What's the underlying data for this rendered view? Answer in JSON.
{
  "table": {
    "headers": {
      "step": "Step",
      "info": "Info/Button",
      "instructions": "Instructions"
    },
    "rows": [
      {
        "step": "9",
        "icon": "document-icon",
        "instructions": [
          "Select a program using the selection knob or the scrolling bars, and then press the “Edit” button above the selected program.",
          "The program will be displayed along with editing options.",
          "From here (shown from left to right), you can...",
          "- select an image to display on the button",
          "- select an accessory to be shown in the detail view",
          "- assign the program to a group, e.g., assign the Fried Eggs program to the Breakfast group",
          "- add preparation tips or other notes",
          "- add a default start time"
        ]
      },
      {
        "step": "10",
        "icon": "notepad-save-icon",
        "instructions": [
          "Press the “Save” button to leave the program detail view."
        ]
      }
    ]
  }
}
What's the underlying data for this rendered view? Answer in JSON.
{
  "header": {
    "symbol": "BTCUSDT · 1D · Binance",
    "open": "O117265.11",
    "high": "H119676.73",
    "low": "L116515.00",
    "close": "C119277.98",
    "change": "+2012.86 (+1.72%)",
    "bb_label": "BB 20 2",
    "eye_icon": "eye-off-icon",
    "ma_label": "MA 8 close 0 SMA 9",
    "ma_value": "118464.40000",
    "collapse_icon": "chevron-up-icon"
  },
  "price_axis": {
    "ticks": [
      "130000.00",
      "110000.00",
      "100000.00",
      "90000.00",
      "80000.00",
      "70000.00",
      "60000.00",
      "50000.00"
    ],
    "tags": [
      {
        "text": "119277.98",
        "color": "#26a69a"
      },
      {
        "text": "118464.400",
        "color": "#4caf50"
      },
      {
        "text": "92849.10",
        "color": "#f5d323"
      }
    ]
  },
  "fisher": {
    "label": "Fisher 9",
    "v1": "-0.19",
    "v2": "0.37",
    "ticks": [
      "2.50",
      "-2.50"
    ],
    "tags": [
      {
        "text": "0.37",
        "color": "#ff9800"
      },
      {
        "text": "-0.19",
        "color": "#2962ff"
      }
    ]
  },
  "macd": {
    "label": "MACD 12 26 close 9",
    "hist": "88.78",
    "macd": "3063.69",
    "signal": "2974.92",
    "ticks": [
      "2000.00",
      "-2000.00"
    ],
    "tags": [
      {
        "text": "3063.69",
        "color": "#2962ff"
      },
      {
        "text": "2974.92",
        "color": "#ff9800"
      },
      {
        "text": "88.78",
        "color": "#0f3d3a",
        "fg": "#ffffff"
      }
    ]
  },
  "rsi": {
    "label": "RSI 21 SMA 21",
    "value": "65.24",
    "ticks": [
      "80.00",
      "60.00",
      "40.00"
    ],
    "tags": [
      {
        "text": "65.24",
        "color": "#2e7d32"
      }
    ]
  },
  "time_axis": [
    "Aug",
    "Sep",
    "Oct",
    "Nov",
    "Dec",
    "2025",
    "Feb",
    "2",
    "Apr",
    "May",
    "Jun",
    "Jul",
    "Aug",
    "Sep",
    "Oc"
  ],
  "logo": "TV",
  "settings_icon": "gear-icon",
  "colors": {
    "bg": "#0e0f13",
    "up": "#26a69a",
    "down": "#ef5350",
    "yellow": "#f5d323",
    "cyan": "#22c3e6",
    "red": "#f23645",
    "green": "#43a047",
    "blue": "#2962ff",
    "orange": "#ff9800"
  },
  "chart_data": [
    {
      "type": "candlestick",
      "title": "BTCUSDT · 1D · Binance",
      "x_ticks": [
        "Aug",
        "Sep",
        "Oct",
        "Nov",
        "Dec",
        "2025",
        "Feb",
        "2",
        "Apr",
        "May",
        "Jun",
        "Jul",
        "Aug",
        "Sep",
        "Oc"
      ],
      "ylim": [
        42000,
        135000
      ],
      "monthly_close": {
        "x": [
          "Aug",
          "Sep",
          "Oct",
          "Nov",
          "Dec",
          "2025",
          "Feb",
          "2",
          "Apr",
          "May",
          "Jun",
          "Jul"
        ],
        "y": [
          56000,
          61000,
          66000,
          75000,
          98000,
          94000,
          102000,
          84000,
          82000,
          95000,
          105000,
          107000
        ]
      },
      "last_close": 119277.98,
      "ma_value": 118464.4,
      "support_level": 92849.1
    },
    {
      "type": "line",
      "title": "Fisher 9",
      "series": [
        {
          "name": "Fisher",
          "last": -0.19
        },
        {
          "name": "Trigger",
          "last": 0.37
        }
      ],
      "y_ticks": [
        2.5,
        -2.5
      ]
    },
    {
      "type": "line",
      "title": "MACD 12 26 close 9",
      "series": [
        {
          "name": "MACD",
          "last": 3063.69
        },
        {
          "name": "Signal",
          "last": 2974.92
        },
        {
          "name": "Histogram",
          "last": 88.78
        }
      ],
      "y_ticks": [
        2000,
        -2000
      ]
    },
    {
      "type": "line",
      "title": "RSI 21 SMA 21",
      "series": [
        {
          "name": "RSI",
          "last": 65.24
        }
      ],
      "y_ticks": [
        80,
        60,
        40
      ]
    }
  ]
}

◆ ◆ ◆

## [Written exercise]
Print every entry exactly as it appears.

## [Output for this task]
What's the underlying data for this rendered view? Answer in JSON.
{
  "table": {
    "headers": {
      "step": "Step",
      "info": "Info/Button",
      "instructions": "Instructions"
    },
    "rows": [
      {
        "step": "9",
        "icon": "document-icon",
        "instructions": [
          "Select a program using the selection knob or the scrolling bars, and then press the “Edit” button above the selected program.",
          "The program will be displayed along with editing options.",
          "From here (shown from left to right), you can...",
          "- select an image to display on the button",
          "- select an accessory to be shown in the detail view",
          "- assign the program to a group, e.g., assign the Fried Eggs program to the Breakfast group",
          "- add preparation tips or other notes",
          "- add a default start time"
        ]
      },
      {
        "step": "10",
        "icon": "notepad-save-icon",
        "instructions": [
          "Press the “Save” button to leave the program detail view."
        ]
      }
    ]
  }
}
What's the underlying data for this rendered view? Answer in JSON.
{
  "header": {
    "symbol": "BTCUSDT · 1D · Binance",
    "open": "O117265.11",
    "high": "H119676.73",
    "low": "L116515.00",
    "close": "C119277.98",
    "change": "+2012.86 (+1.72%)",
    "bb_label": "BB 20 2",
    "eye_icon": "eye-off-icon",
    "ma_label": "MA 8 close 0 SMA 9",
    "ma_value": "118464.40000",
    "collapse_icon": "chevron-up-icon"
  },
  "price_axis": {
    "ticks": [
      "130000.00",
      "110000.00",
      "100000.00",
      "90000.00",
      "80000.00",
      "70000.00",
      "60000.00",
      "50000.00"
    ],
    "tags": [
      {
        "text": "119277.98",
        "color": "#26a69a"
      },
      {
        "text": "118464.400",
        "color": "#4caf50"
      },
      {
        "text": "92849.10",
        "color": "#f5d323"
      }
    ]
  },
  "fisher": {
    "label": "Fisher 9",
    "v1": "-0.19",
    "v2": "0.37",
    "ticks": [
      "2.50",
      "-2.50"
    ],
    "tags": [
      {
        "text": "0.37",
        "color": "#ff9800"
      },
      {
        "text": "-0.19",
        "color": "#2962ff"
      }
    ]
  },
  "macd": {
    "label": "MACD 12 26 close 9",
    "hist": "88.78",
    "macd": "3063.69",
    "signal": "2974.92",
    "ticks": [
      "2000.00",
      "-2000.00"
    ],
    "tags": [
      {
        "text": "3063.69",
        "color": "#2962ff"
      },
      {
        "text": "2974.92",
        "color": "#ff9800"
      },
      {
        "text": "88.78",
        "color": "#0f3d3a",
        "fg": "#ffffff"
      }
    ]
  },
  "rsi": {
    "label": "RSI 21 SMA 21",
    "value": "65.24",
    "ticks": [
      "80.00",
      "60.00",
      "40.00"
    ],
    "tags": [
      {
        "text": "65.24",
        "color": "#2e7d32"
      }
    ]
  },
  "time_axis": [
    "Aug",
    "Sep",
    "Oct",
    "Nov",
    "Dec",
    "2025",
    "Feb",
    "2",
    "Apr",
    "May",
    "Jun",
    "Jul",
    "Aug",
    "Sep",
    "Oc"
  ],
  "logo": "TV",
  "settings_icon": "gear-icon",
  "colors": {
    "bg": "#0e0f13",
    "up": "#26a69a",
    "down": "#ef5350",
    "yellow": "#f5d323",
    "cyan": "#22c3e6",
    "red": "#f23645",
    "green": "#43a047",
    "blue": "#2962ff",
    "orange": "#ff9800"
  },
  "chart_data": [
    {
      "type": "candlestick",
      "title": "BTCUSDT · 1D · Binance",
      "x_ticks": [
        "Aug",
        "Sep",
        "Oct",
        "Nov",
        "Dec",
        "2025",
        "Feb",
        "2",
        "Apr",
        "May",
        "Jun",
        "Jul",
        "Aug",
        "Sep",
        "Oc"
      ],
      "ylim": [
        42000,
        135000
      ],
      "monthly_close": {
        "x": [
          "Aug",
          "Sep",
          "Oct",
          "Nov",
          "Dec",
          "2025",
          "Feb",
          "2",
          "Apr",
          "May",
          "Jun",
          "Jul"
        ],
        "y": [
          56000,
          61000,
          66000,
          75000,
          98000,
          94000,
          102000,
          84000,
          82000,
          95000,
          105000,
          107000
        ]
      },
      "last_close": 119277.98,
      "ma_value": 118464.4,
      "support_level": 92849.1
    },
    {
      "type": "line",
      "title": "Fisher 9",
      "series": [
        {
          "name": "Fisher",
          "last": -0.19
        },
        {
          "name": "Trigger",
          "last": 0.37
        }
      ],
      "y_ticks": [
        2.5,
        -2.5
      ]
    },
    {
      "type": "line",
      "title": "MACD 12 26 close 9",
      "series": [
        {
          "name": "MACD",
          "last": 3063.69
        },
        {
          "name": "Signal",
          "last": 2974.92
        },
        {
          "name": "Histogram",
          "last": 88.78
        }
      ],
      "y_ticks": [
        2000,
        -2000
      ]
    },
    {
      "type": "line",
      "title": "RSI 21 SMA 21",
      "series": [
        {
          "name": "RSI",
          "last": 65.24
        }
      ],
      "y_ticks": [
        80,
        60,
        40
      ]
    }
  ]
}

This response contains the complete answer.